Start

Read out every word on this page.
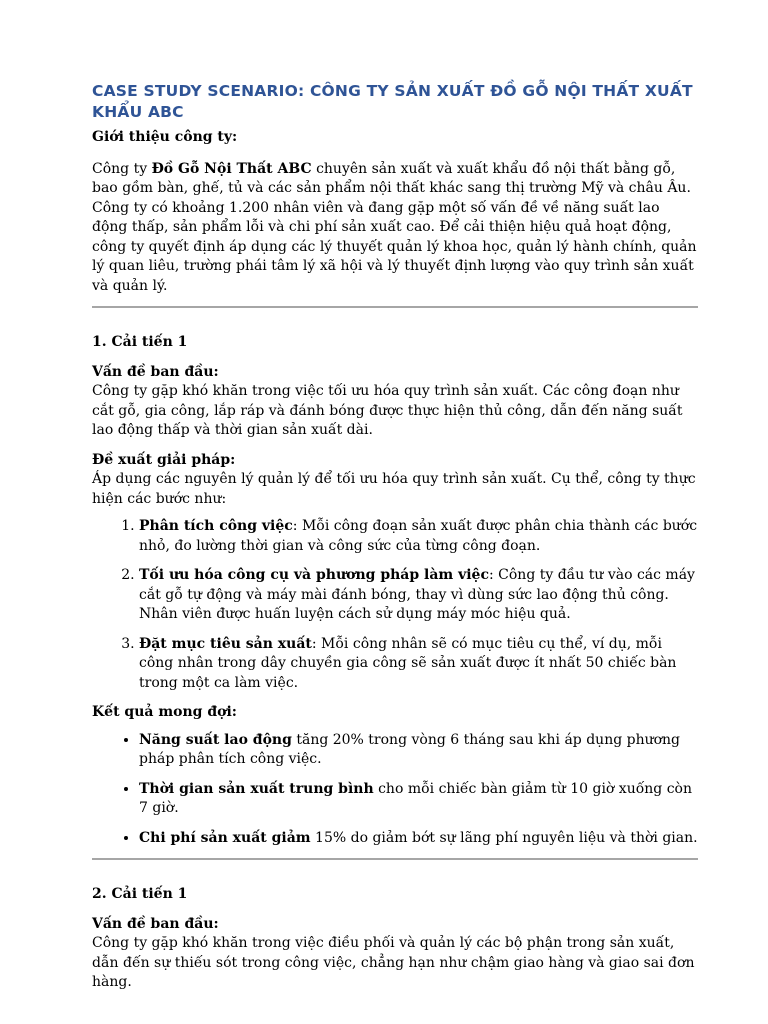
CASE STUDY SCENARIO: CÔNG TY SẢN XUẤT ĐỒ GỖ NỘI THẤT XUẤT KHẨU ABC

Giới thiệu công ty:

Công ty Đồ Gỗ Nội Thất ABC chuyên sản xuất và xuất khẩu đồ nội thất bằng gỗ, bao gồm bàn, ghế, tủ và các sản phẩm nội thất khác sang thị trường Mỹ và châu Âu. Công ty có khoảng 1.200 nhân viên và đang gặp một số vấn đề về năng suất lao động thấp, sản phẩm lỗi và chi phí sản xuất cao. Để cải thiện hiệu quả hoạt động, công ty quyết định áp dụng các lý thuyết quản lý khoa học, quản lý hành chính, quản lý quan liêu, trường phái tâm lý xã hội và lý thuyết định lượng vào quy trình sản xuất và quản lý.

1. Cải tiến 1

Vấn đề ban đầu:

Công ty gặp khó khăn trong việc tối ưu hóa quy trình sản xuất. Các công đoạn như cắt gỗ, gia công, lắp ráp và đánh bóng được thực hiện thủ công, dẫn đến năng suất lao động thấp và thời gian sản xuất dài.

Đề xuất giải pháp:

Áp dụng các nguyên lý quản lý để tối ưu hóa quy trình sản xuất. Cụ thể, công ty thực hiện các bước như:

1. Phân tích công việc: Mỗi công đoạn sản xuất được phân chia thành các bước nhỏ, đo lường thời gian và công sức của từng công đoạn.
2. Tối ưu hóa công cụ và phương pháp làm việc: Công ty đầu tư vào các máy cắt gỗ tự động và máy mài đánh bóng, thay vì dùng sức lao động thủ công. Nhân viên được huấn luyện cách sử dụng máy móc hiệu quả.
3. Đặt mục tiêu sản xuất: Mỗi công nhân sẽ có mục tiêu cụ thể, ví dụ, mỗi công nhân trong dây chuyền gia công sẽ sản xuất được ít nhất 50 chiếc bàn trong một ca làm việc.

Kết quả mong đợi:

• Năng suất lao động tăng 20% trong vòng 6 tháng sau khi áp dụng phương pháp phân tích công việc.
• Thời gian sản xuất trung bình cho mỗi chiếc bàn giảm từ 10 giờ xuống còn 7 giờ.
• Chi phí sản xuất giảm 15% do giảm bớt sự lãng phí nguyên liệu và thời gian.

2. Cải tiến 1

Vấn đề ban đầu:

Công ty gặp khó khăn trong việc điều phối và quản lý các bộ phận trong sản xuất, dẫn đến sự thiếu sót trong công việc, chẳng hạn như chậm giao hàng và giao sai đơn hàng.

End

- _Instructions to follow_: Omit the pictures and give the material again, exactly and in full.

- _Exercise answer_:
Read out every word on this page.
CASE STUDY SCENARIO: CÔNG TY SẢN XUẤT ĐỒ GỖ NỘI THẤT XUẤT KHẨU ABC

Giới thiệu công ty:

Công ty Đồ Gỗ Nội Thất ABC chuyên sản xuất và xuất khẩu đồ nội thất bằng gỗ, bao gồm bàn, ghế, tủ và các sản phẩm nội thất khác sang thị trường Mỹ và châu Âu. Công ty có khoảng 1.200 nhân viên và đang gặp một số vấn đề về năng suất lao động thấp, sản phẩm lỗi và chi phí sản xuất cao. Để cải thiện hiệu quả hoạt động, công ty quyết định áp dụng các lý thuyết quản lý khoa học, quản lý hành chính, quản lý quan liêu, trường phái tâm lý xã hội và lý thuyết định lượng vào quy trình sản xuất và quản lý.

1. Cải tiến 1

Vấn đề ban đầu:

Công ty gặp khó khăn trong việc tối ưu hóa quy trình sản xuất. Các công đoạn như cắt gỗ, gia công, lắp ráp và đánh bóng được thực hiện thủ công, dẫn đến năng suất lao động thấp và thời gian sản xuất dài.

Đề xuất giải pháp:

Áp dụng các nguyên lý quản lý để tối ưu hóa quy trình sản xuất. Cụ thể, công ty thực hiện các bước như:

1. Phân tích công việc: Mỗi công đoạn sản xuất được phân chia thành các bước nhỏ, đo lường thời gian và công sức của từng công đoạn.
2. Tối ưu hóa công cụ và phương pháp làm việc: Công ty đầu tư vào các máy cắt gỗ tự động và máy mài đánh bóng, thay vì dùng sức lao động thủ công. Nhân viên được huấn luyện cách sử dụng máy móc hiệu quả.
3. Đặt mục tiêu sản xuất: Mỗi công nhân sẽ có mục tiêu cụ thể, ví dụ, mỗi công nhân trong dây chuyền gia công sẽ sản xuất được ít nhất 50 chiếc bàn trong một ca làm việc.

Kết quả mong đợi:

• Năng suất lao động tăng 20% trong vòng 6 tháng sau khi áp dụng phương pháp phân tích công việc.
• Thời gian sản xuất trung bình cho mỗi chiếc bàn giảm từ 10 giờ xuống còn 7 giờ.
• Chi phí sản xuất giảm 15% do giảm bớt sự lãng phí nguyên liệu và thời gian.

2. Cải tiến 1

Vấn đề ban đầu:

Công ty gặp khó khăn trong việc điều phối và quản lý các bộ phận trong sản xuất, dẫn đến sự thiếu sót trong công việc, chẳng hạn như chậm giao hàng và giao sai đơn hàng.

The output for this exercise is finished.